═════ Material shown ═════

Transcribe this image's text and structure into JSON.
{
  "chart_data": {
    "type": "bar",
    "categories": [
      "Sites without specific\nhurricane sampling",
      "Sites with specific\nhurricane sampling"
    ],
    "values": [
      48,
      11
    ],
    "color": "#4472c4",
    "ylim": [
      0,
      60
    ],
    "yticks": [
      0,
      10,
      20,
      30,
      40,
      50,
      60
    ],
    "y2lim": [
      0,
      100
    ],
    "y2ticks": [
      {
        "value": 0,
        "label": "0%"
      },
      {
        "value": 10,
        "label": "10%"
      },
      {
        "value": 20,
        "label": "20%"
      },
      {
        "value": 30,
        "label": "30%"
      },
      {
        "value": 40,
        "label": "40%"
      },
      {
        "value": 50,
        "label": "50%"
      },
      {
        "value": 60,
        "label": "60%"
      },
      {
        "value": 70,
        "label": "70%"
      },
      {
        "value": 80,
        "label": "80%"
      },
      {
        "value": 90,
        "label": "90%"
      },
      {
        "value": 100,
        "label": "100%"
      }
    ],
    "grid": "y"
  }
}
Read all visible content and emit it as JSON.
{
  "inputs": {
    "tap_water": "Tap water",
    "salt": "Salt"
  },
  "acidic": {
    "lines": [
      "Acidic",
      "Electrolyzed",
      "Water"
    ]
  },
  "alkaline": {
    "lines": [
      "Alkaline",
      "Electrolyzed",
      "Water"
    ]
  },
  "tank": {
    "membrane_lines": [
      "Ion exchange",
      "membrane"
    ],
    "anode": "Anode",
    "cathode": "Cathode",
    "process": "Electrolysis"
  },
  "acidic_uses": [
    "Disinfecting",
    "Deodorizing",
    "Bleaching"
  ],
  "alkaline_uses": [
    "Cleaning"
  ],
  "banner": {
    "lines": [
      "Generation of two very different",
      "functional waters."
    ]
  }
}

═════

### What the task asks
Only lines with the word "JSON" should be collected from the material.

### Exercise result
Transcribe this image's text and structure into JSON.
Read all visible content and emit it as JSON.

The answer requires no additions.